* Start Data supplied *
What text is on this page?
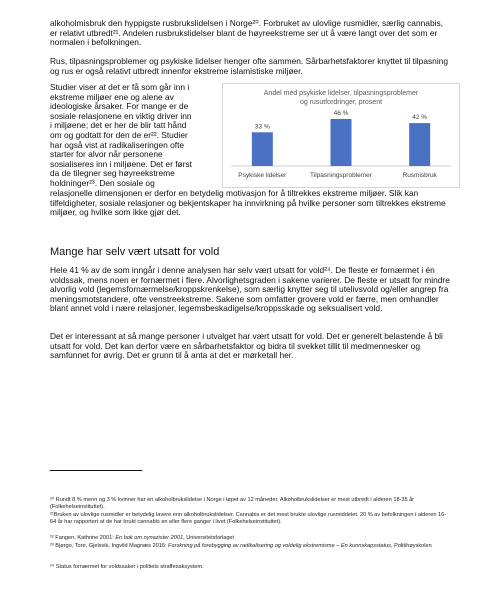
alkoholmisbruk den hyppigste rusbrukslidelsen i Norge²⁰. Forbruket av ulovlige rusmidler, særlig cannabis, er relativt utbredt²¹. Andelen rusbrukslidelser blant de høyreekstreme ser ut å være langt over det som er normalen i befolkningen.
Rus, tilpasningsproblemer og psykiske lidelser henger ofte sammen. Sårbarhetsfaktorer knyttet til tilpasning og rus er også relativt utbredt innenfor ekstreme islamistiske miljøer.
Studier viser at det er få som går inn i
ekstreme miljøer ene og alene av
ideologiske årsaker. For mange er de
sosiale relasjonene en viktig driver inn
i miljøene; det er her de blir tatt hånd
om og godtatt for den de er²². Studier
har også vist at radikaliseringen ofte
starter for alvor når personene
sosialiseres inn i miljøene. Det er først
da de tilegner seg høyreekstreme
holdninger²³. Den sosiale og
Andel med psykiske lidelser, tilpasningsproblemer
og rusutfordringer, prosent
33 %
Psykiske lidelser
46 %
Tilpasningsproblemer
42 %
Rusmisbruk
relasjonelle dimensjonen er derfor en betydelig motivasjon for å tiltrekkes ekstreme miljøer. Slik kan tilfeldigheter, sosiale relasjoner og bekjentskaper ha innvirkning på hvilke personer som tiltrekkes ekstreme miljøer, og hvilke som ikke gjør det.
Mange har selv vært utsatt for vold
Hele 41 % av de som inngår i denne analysen har selv vært utsatt for vold²⁴. De fleste er fornærmet i én voldssak, mens noen er fornærmet i flere. Alvorlighetsgraden i sakene varierer. De fleste er utsatt for mindre alvorlig vold (legemsfornærmelse/kroppskrenkelse), som særlig knytter seg til utelivsvold og/eller angrep fra meningsmotstandere, ofte venstreekstreme. Sakene som omfatter grovere vold er færre, men omhandler blant annet vold i nære relasjoner, legemsbeskadigelse/kroppsskade og seksualisert vold.
Det er interessant at så mange personer i utvalget har vært utsatt for vold. Det er generelt belastende å bli utsatt for vold. Det kan derfor være en sårbarhetsfaktor og bidra til svekket tillit til medmennesker og samfunnet for øvrig. Det er grunn til å anta at det er mørketall her.
²⁰ Rundt 8 % menn og 3 % kvinner har en alkoholbrukslidelse i Norge i løpet av 12 måneder. Alkoholbrukslidelser er mest utbredt i alderen 18-35 år (Folkehelseinstituttet).
²¹Bruken av ulovlige rusmidler er betydelig lavere enn alkoholbrukslidelser. Cannabis er det mest brukte ulovlige rusmiddelet. 20 % av befolkningen i alderen 16-64 år har rapportert at de har brukt cannabis en eller flere ganger i livet (Folkehelseinstituttet).
²² Fangen, Kathrine 2001: En bok om nynazister 2001, Universitetsforlaget
²³ Bjørgo, Tore, Gjelsvik, Ingvild Magnæs 2015: Forskning på forebygging av radikalisering og voldelig ekstremisme – En kunnskapsstatus, Politihøyskolen
²⁴ Status fornærmet for voldssaker i politiets straffesaksystem.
* End Data supplied *
(Required task): Pull out all lines from the entries above in which the word "sosiale" appears.

(The response):
sosiale relasjonene en viktig driver inn
holdninger²³. Den sosiale og
relasjonelle dimensjonen er derfor en betydelig motivasjon for å tiltrekkes ekstreme miljøer. Slik kan tilfeldigheter, sosiale relasjoner og bekjentskaper ha innvirkning på hvilke personer som tiltrekkes ekstreme miljøer, og hvilke som ikke gjør det.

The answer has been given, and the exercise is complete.